- _你的任务_
能把下面的数据从第一行起，一直到含有“question-stem: 6. What’s”的那一行为止，逐字照抄一遍吗？首尾两行都包括在内。

======

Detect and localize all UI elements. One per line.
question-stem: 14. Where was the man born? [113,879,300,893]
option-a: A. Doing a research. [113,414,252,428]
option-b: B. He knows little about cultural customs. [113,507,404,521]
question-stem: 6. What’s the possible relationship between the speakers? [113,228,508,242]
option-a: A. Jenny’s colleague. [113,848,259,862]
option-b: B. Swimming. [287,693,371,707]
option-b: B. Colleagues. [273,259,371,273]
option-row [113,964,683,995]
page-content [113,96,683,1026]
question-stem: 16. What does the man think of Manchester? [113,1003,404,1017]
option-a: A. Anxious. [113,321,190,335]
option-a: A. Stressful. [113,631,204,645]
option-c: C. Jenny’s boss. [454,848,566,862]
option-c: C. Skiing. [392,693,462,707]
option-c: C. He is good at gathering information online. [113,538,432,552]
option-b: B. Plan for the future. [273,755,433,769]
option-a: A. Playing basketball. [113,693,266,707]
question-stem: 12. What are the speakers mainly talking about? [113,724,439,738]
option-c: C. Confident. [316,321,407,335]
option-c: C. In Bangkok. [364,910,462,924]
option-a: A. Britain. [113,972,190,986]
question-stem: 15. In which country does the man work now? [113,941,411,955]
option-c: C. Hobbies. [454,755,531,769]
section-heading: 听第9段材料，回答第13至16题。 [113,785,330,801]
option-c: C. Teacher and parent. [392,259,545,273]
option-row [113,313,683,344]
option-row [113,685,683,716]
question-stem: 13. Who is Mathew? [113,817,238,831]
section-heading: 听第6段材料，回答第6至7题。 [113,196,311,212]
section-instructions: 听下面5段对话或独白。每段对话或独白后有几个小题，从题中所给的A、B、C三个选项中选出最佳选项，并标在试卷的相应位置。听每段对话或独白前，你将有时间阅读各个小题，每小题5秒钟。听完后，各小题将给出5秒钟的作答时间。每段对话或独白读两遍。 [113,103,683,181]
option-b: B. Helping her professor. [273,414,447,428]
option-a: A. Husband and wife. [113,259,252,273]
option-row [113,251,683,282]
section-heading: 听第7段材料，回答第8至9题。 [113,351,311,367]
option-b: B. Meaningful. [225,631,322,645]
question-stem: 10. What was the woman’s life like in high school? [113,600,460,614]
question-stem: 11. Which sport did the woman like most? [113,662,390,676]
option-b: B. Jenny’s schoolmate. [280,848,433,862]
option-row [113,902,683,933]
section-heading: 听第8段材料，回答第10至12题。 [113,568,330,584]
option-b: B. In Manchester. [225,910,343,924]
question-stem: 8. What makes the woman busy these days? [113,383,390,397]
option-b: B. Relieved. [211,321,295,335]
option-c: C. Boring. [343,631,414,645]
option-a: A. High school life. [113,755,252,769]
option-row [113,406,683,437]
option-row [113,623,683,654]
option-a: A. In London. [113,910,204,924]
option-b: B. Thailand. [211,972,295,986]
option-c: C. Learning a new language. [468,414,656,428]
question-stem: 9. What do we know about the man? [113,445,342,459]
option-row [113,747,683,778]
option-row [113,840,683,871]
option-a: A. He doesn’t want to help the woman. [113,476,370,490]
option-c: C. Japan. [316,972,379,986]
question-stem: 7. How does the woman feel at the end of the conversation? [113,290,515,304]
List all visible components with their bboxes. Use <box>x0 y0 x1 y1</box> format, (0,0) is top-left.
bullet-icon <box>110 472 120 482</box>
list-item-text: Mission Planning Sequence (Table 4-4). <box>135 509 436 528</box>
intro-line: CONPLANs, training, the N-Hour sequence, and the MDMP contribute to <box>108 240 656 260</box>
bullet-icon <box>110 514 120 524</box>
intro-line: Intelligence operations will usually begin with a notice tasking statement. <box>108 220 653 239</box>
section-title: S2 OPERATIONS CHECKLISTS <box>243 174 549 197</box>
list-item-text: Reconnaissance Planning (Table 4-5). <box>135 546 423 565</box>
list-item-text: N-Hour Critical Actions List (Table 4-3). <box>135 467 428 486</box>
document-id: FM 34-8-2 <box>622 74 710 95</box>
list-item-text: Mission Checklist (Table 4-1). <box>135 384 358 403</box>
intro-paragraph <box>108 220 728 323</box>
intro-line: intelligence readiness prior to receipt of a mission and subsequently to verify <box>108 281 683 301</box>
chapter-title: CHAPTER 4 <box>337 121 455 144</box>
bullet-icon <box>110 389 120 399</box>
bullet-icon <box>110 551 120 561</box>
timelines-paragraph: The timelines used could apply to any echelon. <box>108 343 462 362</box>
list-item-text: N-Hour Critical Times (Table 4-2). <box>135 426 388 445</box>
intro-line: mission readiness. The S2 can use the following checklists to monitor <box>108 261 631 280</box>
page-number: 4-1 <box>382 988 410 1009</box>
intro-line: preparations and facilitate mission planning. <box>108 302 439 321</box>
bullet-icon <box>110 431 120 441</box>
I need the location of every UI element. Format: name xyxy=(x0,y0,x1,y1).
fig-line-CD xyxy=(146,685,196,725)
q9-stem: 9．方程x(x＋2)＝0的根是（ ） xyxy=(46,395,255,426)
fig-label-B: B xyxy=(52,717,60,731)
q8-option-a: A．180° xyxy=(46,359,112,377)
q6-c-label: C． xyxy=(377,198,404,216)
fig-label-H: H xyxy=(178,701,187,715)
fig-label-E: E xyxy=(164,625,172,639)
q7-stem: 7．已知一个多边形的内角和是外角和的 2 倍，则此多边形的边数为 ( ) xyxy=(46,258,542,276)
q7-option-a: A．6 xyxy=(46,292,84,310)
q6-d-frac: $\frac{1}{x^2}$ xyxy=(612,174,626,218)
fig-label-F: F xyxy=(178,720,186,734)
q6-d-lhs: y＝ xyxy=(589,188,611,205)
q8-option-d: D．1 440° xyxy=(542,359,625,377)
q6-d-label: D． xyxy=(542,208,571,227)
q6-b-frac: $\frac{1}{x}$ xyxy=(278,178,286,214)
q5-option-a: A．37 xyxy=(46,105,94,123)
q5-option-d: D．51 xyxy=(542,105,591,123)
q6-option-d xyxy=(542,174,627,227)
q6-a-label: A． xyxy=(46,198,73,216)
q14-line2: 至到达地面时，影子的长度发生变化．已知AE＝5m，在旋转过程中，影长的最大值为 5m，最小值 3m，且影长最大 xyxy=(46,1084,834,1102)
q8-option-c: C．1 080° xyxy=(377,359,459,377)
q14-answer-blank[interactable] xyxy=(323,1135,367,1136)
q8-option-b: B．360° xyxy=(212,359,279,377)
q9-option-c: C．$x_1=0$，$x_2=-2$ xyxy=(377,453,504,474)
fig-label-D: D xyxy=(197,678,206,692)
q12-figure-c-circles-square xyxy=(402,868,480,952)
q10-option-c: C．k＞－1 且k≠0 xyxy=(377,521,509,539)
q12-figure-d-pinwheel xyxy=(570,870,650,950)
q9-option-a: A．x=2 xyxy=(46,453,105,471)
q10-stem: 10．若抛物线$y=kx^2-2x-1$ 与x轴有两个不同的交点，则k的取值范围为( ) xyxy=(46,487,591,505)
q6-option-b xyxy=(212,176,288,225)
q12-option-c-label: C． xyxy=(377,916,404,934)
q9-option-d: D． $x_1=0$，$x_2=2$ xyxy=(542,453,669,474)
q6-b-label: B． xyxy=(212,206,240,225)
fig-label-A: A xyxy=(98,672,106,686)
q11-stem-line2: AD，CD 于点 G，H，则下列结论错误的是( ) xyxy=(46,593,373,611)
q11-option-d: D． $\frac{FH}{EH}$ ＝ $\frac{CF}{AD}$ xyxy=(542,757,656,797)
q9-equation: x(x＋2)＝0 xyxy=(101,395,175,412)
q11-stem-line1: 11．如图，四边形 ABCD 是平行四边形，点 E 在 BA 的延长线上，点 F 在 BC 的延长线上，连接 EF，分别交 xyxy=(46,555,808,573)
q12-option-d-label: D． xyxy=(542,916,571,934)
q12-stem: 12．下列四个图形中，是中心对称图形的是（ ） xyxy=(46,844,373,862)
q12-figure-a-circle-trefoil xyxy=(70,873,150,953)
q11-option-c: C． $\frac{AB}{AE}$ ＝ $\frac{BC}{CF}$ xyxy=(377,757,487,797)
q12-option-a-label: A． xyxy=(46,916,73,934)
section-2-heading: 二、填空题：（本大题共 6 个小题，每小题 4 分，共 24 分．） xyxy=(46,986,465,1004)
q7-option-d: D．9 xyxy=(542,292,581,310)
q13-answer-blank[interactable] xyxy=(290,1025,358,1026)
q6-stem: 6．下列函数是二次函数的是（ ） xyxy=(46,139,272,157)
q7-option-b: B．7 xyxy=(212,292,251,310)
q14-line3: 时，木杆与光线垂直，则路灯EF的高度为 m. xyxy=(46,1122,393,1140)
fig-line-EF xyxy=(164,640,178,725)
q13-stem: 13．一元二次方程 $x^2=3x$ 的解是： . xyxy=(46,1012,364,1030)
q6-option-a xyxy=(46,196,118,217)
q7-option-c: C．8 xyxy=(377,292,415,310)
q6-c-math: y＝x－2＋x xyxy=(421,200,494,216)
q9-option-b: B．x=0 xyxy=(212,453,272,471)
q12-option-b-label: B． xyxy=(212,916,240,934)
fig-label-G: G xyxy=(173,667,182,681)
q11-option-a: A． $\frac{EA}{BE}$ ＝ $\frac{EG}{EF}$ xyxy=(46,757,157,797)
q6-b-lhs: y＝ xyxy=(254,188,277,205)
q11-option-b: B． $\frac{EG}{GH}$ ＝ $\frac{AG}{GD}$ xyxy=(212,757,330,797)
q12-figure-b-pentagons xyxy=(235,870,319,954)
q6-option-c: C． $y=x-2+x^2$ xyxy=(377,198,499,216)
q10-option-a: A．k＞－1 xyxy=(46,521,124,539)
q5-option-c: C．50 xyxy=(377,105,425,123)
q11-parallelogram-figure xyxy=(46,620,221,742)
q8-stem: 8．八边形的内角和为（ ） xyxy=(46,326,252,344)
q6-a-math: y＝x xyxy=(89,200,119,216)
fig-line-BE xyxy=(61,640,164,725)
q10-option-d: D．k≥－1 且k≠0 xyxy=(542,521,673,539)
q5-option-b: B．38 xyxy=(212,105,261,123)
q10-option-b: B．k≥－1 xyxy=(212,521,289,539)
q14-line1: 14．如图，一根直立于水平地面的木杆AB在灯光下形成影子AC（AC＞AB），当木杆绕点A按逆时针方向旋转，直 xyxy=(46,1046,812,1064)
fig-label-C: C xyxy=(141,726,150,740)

======

- _正确答案_
Detect and localize all UI elements. One per line.
question-stem: 14. Where was the man born? [113,879,300,893]
option-a: A. Doing a research. [113,414,252,428]
option-b: B. He knows little about cultural customs. [113,507,404,521]
question-stem: 6. What’s the possible relationship between the speakers? [113,228,508,242]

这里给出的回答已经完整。